Requirement
Your task is to copy each line that has the word "sugar".

-- Begin Extracted records --

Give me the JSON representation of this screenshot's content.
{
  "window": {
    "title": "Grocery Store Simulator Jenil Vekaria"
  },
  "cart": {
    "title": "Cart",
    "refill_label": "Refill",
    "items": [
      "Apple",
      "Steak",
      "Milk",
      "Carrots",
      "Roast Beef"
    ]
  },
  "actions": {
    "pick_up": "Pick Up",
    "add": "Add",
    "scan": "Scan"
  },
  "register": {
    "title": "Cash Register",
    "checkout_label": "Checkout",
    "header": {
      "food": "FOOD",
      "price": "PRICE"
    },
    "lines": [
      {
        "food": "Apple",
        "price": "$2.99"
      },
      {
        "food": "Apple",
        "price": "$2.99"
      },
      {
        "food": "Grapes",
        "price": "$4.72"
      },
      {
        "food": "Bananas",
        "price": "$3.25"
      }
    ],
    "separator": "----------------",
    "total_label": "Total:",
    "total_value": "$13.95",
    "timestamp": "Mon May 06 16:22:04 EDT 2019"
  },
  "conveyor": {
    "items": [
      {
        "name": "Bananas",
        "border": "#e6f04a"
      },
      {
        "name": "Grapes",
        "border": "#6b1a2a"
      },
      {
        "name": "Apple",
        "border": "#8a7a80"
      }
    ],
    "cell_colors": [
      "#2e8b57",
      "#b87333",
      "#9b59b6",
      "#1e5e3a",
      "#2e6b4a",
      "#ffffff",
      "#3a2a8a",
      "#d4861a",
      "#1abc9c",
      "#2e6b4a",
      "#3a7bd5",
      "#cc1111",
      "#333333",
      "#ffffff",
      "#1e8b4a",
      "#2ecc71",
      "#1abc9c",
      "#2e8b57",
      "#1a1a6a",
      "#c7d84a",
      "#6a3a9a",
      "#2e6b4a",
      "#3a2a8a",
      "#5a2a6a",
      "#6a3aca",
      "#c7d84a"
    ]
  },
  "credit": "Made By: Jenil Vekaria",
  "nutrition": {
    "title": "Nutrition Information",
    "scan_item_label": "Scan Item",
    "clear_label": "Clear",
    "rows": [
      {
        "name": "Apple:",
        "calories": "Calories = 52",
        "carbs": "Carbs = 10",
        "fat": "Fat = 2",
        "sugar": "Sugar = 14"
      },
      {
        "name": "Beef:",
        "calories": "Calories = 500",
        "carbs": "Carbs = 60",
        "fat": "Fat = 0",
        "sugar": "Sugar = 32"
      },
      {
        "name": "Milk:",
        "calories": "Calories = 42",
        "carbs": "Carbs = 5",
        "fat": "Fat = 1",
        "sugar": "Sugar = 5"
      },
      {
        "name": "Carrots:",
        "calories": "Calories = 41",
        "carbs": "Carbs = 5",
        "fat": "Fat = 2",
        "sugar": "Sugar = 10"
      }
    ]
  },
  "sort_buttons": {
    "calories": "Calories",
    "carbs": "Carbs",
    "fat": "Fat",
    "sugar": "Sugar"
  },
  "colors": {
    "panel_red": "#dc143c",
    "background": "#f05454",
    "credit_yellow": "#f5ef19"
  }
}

-- End Extracted records --

Result
        "sugar": "Sugar = 14"
        "sugar": "Sugar = 32"
        "sugar": "Sugar = 5"
        "sugar": "Sugar = 10"
    "sugar": "Sugar"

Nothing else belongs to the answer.